### Source passage
- - - - -
Some distraction-free editors support rich text editing. These include CreaWriter, TextRoom, and WriteRoom. In some cases, this feature turned off per default and must be set by a user.

=== Syntax highlighting ===

Currently, only a few distraction-free editors support syntax highlighting. CodeRoom is an open source project with the purpose of creating a distraction-free code editor with customisable highlighting schemes. The latest version of Marave supports syntax highlighting. Sublime Text supports a distraction-free full-screen view. Packages exist for GNU Emacs that turn off various features and reformat the display to a distraction-free layout while retaining syntax highlighting and other features familiar to Emacs users.

=== Aids to writing ===

Word count is a common feature in these editors. Other aids can include spell checkers, auto-corrections and quick text templates.

===Other Features===
Many of the programs include timers to pace writing. FocusWriter and WriteMonkey, among others, include typewriter sound effects.
- - - - -
### Record extracts

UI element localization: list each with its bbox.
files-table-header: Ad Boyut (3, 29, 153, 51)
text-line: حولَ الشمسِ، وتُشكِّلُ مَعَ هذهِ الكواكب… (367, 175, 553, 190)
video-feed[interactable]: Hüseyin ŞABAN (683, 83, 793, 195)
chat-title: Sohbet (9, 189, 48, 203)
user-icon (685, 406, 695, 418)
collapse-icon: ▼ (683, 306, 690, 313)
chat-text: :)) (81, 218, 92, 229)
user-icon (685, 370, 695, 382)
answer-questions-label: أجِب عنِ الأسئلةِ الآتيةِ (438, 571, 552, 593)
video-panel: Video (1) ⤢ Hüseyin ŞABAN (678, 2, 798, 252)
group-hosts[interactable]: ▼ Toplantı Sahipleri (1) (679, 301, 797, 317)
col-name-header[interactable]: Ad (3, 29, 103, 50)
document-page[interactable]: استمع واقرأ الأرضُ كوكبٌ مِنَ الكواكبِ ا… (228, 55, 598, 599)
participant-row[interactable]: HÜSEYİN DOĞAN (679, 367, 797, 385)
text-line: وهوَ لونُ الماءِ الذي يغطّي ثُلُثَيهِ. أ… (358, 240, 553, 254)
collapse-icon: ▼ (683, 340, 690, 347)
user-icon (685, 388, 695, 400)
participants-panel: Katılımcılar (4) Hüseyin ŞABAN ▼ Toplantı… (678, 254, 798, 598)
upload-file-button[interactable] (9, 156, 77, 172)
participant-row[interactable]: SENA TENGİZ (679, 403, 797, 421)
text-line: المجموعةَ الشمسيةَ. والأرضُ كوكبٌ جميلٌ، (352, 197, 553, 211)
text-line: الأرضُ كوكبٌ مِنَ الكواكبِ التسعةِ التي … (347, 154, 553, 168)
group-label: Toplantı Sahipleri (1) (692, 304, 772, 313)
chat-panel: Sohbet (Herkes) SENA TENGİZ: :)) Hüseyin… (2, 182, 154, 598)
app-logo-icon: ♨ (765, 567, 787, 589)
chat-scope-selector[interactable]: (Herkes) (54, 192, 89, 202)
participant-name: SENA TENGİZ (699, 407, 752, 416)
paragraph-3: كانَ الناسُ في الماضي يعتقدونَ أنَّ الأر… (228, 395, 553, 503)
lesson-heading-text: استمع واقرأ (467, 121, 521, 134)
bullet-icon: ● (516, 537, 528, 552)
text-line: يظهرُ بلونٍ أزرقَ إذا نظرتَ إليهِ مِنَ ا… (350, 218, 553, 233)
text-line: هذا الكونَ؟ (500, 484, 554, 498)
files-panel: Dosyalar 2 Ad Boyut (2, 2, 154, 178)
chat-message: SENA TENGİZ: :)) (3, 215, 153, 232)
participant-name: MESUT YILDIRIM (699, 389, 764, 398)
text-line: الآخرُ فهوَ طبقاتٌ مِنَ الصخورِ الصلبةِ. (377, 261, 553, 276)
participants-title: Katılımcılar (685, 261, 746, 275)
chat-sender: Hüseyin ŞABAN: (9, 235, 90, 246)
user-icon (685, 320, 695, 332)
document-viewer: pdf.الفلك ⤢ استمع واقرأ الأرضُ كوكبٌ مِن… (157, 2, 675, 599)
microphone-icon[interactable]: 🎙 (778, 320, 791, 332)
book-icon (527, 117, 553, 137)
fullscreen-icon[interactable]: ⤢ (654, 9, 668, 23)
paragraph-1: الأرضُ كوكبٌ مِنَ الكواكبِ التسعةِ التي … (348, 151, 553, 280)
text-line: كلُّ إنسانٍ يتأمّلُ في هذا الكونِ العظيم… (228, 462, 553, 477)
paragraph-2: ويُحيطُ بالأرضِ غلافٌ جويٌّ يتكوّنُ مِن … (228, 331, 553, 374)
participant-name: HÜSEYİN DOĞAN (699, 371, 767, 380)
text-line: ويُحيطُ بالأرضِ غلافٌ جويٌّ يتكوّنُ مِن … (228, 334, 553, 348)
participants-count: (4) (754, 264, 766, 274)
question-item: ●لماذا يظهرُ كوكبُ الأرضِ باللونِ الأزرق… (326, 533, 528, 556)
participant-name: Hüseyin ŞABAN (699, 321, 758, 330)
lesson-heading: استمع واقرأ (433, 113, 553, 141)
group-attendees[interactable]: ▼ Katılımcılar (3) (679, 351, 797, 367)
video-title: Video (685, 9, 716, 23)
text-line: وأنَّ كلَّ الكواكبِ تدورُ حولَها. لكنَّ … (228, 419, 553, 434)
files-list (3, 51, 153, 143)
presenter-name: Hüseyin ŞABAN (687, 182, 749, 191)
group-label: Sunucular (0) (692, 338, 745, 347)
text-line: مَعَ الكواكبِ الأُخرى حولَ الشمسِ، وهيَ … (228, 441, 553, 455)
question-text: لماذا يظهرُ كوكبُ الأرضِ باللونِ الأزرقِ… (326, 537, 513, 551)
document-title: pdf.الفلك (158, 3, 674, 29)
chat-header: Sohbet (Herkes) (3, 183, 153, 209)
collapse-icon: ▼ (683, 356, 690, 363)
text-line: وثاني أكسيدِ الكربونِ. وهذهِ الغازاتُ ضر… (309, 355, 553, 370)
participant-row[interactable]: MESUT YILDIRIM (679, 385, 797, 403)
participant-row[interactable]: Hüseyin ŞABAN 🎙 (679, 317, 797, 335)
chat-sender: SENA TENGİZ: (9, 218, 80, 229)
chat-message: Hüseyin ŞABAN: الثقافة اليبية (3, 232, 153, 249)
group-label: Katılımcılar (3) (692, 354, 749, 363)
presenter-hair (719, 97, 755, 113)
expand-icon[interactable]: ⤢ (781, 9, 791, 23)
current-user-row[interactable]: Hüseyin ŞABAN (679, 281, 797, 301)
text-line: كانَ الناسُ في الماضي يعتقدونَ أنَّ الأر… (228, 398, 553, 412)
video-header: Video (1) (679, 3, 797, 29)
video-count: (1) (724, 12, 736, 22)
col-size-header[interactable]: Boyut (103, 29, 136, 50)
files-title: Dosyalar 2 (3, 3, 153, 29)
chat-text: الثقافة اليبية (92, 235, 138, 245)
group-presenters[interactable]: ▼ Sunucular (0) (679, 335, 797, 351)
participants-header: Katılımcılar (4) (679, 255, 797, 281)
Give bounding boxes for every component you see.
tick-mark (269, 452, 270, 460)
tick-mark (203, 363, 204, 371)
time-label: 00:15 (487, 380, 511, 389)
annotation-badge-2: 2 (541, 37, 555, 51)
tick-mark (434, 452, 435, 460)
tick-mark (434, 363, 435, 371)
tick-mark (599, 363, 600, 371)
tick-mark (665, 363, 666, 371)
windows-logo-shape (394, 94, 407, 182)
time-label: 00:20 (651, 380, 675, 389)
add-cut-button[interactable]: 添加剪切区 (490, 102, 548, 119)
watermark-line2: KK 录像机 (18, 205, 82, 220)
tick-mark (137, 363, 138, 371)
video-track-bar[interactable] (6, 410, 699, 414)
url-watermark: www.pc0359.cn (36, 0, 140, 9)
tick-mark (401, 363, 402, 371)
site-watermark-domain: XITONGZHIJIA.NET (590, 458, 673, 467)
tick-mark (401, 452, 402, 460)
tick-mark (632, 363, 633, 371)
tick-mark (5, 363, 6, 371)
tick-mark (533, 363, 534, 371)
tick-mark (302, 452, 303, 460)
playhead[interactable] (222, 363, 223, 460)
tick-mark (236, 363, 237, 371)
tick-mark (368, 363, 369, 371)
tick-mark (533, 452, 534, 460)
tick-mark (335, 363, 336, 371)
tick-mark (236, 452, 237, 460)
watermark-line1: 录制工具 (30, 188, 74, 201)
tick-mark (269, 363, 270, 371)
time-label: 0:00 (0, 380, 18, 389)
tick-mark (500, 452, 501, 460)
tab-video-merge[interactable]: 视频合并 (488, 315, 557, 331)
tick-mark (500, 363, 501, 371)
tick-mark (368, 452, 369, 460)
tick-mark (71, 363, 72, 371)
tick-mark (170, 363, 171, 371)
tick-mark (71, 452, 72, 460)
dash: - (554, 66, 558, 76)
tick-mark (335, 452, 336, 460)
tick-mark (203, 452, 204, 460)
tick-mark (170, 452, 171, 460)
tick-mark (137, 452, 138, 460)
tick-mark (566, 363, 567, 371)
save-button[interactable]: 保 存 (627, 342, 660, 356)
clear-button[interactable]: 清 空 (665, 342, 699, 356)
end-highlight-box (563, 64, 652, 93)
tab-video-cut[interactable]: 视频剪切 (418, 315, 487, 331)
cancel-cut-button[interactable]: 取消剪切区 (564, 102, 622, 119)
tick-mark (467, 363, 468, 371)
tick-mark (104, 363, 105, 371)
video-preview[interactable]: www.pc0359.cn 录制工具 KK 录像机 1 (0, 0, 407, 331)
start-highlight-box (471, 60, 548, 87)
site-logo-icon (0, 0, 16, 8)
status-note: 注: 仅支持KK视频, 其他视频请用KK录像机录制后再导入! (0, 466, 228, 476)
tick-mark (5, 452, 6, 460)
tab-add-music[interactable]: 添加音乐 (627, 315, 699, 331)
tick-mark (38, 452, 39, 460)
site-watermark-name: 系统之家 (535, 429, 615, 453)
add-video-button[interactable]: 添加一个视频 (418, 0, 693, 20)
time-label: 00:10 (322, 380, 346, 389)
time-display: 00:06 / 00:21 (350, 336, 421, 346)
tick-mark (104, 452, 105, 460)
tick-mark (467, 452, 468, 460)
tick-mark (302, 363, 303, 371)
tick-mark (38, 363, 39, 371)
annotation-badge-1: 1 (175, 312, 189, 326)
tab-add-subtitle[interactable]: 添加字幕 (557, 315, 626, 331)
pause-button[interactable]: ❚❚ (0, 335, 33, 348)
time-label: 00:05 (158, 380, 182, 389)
- - - - -
### What the task asks
Answer these questions from the text on distraction-free editors above:
1. Which editors does it name as supporting rich text editing?
2. What is the CodeRoom project meant to create?
3. Which two programs does it name as including typewriter sound effects?

### Solution to the problem
1. CreaWriter, TextRoom, and WriteRoom.
2. A distraction-free code editor with customizable highlighting schemes.
3. FocusWriter and WriteMonkey.